GIVEN EXERCISE:
Using the records that follow, copy every line containing the word "Oceano".

EXTRACTED DATA:
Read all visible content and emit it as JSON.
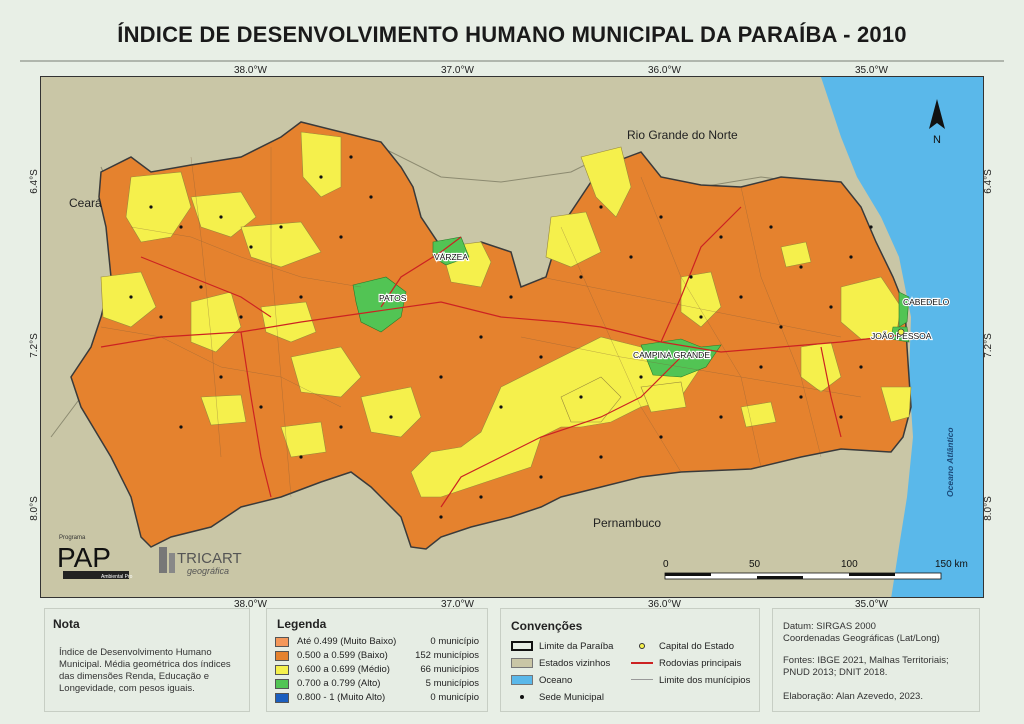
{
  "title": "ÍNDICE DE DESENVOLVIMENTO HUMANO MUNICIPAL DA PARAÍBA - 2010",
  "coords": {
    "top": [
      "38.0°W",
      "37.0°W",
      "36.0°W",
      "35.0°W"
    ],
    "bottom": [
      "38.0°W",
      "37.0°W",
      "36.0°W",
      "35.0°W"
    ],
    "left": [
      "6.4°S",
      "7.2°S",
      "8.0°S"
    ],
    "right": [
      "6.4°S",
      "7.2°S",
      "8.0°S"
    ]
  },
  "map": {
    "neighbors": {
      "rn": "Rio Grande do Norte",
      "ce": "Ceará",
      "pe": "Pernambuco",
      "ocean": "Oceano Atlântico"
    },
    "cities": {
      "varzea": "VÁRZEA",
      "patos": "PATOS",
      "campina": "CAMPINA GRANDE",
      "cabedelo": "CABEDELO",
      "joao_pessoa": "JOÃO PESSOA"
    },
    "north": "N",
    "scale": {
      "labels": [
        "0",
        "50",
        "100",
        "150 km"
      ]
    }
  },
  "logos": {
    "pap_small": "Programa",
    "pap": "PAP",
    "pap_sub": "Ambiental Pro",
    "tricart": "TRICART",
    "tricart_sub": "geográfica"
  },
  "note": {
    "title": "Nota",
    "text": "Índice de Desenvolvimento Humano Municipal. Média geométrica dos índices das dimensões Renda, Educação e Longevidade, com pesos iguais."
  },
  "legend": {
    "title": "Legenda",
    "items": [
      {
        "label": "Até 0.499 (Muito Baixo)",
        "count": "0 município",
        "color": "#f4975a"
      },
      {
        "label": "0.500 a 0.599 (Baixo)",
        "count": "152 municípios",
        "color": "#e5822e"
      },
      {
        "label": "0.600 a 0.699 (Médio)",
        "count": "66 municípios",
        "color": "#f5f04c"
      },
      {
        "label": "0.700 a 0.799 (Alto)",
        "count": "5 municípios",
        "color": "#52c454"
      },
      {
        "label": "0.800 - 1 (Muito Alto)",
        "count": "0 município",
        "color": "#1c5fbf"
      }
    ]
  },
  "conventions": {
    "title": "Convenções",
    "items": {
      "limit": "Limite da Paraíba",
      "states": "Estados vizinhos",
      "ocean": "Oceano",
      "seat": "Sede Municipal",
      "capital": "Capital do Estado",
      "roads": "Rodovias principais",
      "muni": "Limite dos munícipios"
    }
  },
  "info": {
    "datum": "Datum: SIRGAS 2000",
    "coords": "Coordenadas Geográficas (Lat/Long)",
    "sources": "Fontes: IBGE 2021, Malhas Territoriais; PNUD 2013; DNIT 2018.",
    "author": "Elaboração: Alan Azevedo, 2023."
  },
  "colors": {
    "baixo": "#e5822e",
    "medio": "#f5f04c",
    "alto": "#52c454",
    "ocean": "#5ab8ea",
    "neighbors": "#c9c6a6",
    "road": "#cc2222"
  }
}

RESULT OF THIS TASK:
      "ocean": "Oceano Atlântico"
      "ocean": "Oceano",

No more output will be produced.